**Dataset entries**
******

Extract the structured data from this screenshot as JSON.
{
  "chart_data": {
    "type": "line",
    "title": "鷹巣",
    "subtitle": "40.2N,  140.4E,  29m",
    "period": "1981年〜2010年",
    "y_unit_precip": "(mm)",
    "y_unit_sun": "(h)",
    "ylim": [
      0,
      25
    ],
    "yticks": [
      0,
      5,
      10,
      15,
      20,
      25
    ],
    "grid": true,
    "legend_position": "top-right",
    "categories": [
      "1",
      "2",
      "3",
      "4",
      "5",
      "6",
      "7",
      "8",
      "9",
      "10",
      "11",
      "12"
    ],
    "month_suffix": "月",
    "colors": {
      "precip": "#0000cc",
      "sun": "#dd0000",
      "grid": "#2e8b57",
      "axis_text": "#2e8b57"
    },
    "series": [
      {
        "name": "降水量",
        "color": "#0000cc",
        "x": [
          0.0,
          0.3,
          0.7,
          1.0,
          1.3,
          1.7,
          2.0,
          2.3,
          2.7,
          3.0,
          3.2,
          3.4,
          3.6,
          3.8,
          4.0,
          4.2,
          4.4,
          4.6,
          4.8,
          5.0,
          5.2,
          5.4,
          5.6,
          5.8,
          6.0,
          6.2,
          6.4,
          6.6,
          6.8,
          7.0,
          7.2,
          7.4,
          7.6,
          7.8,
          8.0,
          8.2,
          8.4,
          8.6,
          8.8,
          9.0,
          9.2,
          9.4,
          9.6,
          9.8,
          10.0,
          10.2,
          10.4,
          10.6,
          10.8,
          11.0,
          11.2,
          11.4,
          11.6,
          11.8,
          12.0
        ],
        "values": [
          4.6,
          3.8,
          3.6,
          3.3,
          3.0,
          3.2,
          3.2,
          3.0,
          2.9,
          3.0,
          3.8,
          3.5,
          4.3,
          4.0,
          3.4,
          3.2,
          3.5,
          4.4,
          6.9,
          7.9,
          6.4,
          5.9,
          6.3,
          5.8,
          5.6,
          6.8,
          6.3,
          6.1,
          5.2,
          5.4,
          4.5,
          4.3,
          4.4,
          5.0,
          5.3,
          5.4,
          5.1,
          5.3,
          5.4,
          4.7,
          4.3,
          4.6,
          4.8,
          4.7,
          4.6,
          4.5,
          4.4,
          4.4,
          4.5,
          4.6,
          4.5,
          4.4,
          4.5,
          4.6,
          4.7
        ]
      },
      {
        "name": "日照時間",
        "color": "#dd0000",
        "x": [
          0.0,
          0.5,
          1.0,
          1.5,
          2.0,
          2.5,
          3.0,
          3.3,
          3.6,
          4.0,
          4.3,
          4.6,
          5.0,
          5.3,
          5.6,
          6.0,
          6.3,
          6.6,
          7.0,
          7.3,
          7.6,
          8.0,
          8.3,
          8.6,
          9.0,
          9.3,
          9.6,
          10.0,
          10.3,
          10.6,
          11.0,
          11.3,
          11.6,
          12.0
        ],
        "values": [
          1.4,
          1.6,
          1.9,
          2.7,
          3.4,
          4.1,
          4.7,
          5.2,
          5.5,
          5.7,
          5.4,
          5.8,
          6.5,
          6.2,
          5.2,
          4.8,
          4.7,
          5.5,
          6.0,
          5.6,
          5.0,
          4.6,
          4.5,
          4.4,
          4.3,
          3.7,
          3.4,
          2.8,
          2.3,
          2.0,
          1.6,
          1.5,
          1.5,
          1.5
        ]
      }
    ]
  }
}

******

Write down the full listing again, exactly.

Extract the structured data from this screenshot as JSON.
{
  "chart_data": {
    "type": "line",
    "title": "鷹巣",
    "subtitle": "40.2N,  140.4E,  29m",
    "period": "1981年〜2010年",
    "y_unit_precip": "(mm)",
    "y_unit_sun": "(h)",
    "ylim": [
      0,
      25
    ],
    "yticks": [
      0,
      5,
      10,
      15,
      20,
      25
    ],
    "grid": true,
    "legend_position": "top-right",
    "categories": [
      "1",
      "2",
      "3",
      "4",
      "5",
      "6",
      "7",
      "8",
      "9",
      "10",
      "11",
      "12"
    ],
    "month_suffix": "月",
    "colors": {
      "precip": "#0000cc",
      "sun": "#dd0000",
      "grid": "#2e8b57",
      "axis_text": "#2e8b57"
    },
    "series": [
      {
        "name": "降水量",
        "color": "#0000cc",
        "x": [
          0.0,
          0.3,
          0.7,
          1.0,
          1.3,
          1.7,
          2.0,
          2.3,
          2.7,
          3.0,
          3.2,
          3.4,
          3.6,
          3.8,
          4.0,
          4.2,
          4.4,
          4.6,
          4.8,
          5.0,
          5.2,
          5.4,
          5.6,
          5.8,
          6.0,
          6.2,
          6.4,
          6.6,
          6.8,
          7.0,
          7.2,
          7.4,
          7.6,
          7.8,
          8.0,
          8.2,
          8.4,
          8.6,
          8.8,
          9.0,
          9.2,
          9.4,
          9.6,
          9.8,
          10.0,
          10.2,
          10.4,
          10.6,
          10.8,
          11.0,
          11.2,
          11.4,
          11.6,
          11.8,
          12.0
        ],
        "values": [
          4.6,
          3.8,
          3.6,
          3.3,
          3.0,
          3.2,
          3.2,
          3.0,
          2.9,
          3.0,
          3.8,
          3.5,
          4.3,
          4.0,
          3.4,
          3.2,
          3.5,
          4.4,
          6.9,
          7.9,
          6.4,
          5.9,
          6.3,
          5.8,
          5.6,
          6.8,
          6.3,
          6.1,
          5.2,
          5.4,
          4.5,
          4.3,
          4.4,
          5.0,
          5.3,
          5.4,
          5.1,
          5.3,
          5.4,
          4.7,
          4.3,
          4.6,
          4.8,
          4.7,
          4.6,
          4.5,
          4.4,
          4.4,
          4.5,
          4.6,
          4.5,
          4.4,
          4.5,
          4.6,
          4.7
        ]
      },
      {
        "name": "日照時間",
        "color": "#dd0000",
        "x": [
          0.0,
          0.5,
          1.0,
          1.5,
          2.0,
          2.5,
          3.0,
          3.3,
          3.6,
          4.0,
          4.3,
          4.6,
          5.0,
          5.3,
          5.6,
          6.0,
          6.3,
          6.6,
          7.0,
          7.3,
          7.6,
          8.0,
          8.3,
          8.6,
          9.0,
          9.3,
          9.6,
          10.0,
          10.3,
          10.6,
          11.0,
          11.3,
          11.6,
          12.0
        ],
        "values": [
          1.4,
          1.6,
          1.9,
          2.7,
          3.4,
          4.1,
          4.7,
          5.2,
          5.5,
          5.7,
          5.4,
          5.8,
          6.5,
          6.2,
          5.2,
          4.8,
          4.7,
          5.5,
          6.0,
          5.6,
          5.0,
          4.6,
          4.5,
          4.4,
          4.3,
          3.7,
          3.4,
          2.8,
          2.3,
          2.0,
          1.6,
          1.5,
          1.5,
          1.5
        ]
      }
    ]
  }
}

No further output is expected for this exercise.